■ Problem to solve ■
Return all of the data exactly as given.

■ Data entries ■
-- -- --
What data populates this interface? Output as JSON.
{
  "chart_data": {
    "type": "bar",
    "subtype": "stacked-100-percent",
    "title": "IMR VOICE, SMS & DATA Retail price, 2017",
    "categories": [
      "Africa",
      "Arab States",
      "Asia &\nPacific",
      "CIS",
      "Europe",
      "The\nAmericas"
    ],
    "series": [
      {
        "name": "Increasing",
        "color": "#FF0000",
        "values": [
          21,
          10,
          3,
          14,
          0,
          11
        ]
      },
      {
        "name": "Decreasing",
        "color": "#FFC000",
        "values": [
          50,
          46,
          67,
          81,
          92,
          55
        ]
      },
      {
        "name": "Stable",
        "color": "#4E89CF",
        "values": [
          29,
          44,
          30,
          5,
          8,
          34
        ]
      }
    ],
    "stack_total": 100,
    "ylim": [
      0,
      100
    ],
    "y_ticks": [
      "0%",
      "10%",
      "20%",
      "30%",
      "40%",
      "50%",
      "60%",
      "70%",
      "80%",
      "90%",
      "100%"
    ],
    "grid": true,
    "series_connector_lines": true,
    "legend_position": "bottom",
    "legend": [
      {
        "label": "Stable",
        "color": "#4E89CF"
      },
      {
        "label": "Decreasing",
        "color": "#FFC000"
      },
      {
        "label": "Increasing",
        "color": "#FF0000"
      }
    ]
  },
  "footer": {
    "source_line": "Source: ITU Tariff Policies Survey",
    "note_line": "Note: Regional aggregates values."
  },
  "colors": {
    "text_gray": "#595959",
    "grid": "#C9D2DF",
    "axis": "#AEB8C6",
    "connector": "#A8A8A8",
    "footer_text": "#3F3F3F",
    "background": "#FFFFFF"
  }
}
-- -- --
■ Solution to this task ■
What data populates this interface? Output as JSON.
{
  "chart_data": {
    "type": "bar",
    "subtype": "stacked-100-percent",
    "title": "IMR VOICE, SMS & DATA Retail price, 2017",
    "categories": [
      "Africa",
      "Arab States",
      "Asia &\nPacific",
      "CIS",
      "Europe",
      "The\nAmericas"
    ],
    "series": [
      {
        "name": "Increasing",
        "color": "#FF0000",
        "values": [
          21,
          10,
          3,
          14,
          0,
          11
        ]
      },
      {
        "name": "Decreasing",
        "color": "#FFC000",
        "values": [
          50,
          46,
          67,
          81,
          92,
          55
        ]
      },
      {
        "name": "Stable",
        "color": "#4E89CF",
        "values": [
          29,
          44,
          30,
          5,
          8,
          34
        ]
      }
    ],
    "stack_total": 100,
    "ylim": [
      0,
      100
    ],
    "y_ticks": [
      "0%",
      "10%",
      "20%",
      "30%",
      "40%",
      "50%",
      "60%",
      "70%",
      "80%",
      "90%",
      "100%"
    ],
    "grid": true,
    "series_connector_lines": true,
    "legend_position": "bottom",
    "legend": [
      {
        "label": "Stable",
        "color": "#4E89CF"
      },
      {
        "label": "Decreasing",
        "color": "#FFC000"
      },
      {
        "label": "Increasing",
        "color": "#FF0000"
      }
    ]
  },
  "footer": {
    "source_line": "Source: ITU Tariff Policies Survey",
    "note_line": "Note: Regional aggregates values."
  },
  "colors": {
    "text_gray": "#595959",
    "grid": "#C9D2DF",
    "axis": "#AEB8C6",
    "connector": "#A8A8A8",
    "footer_text": "#3F3F3F",
    "background": "#FFFFFF"
  }
}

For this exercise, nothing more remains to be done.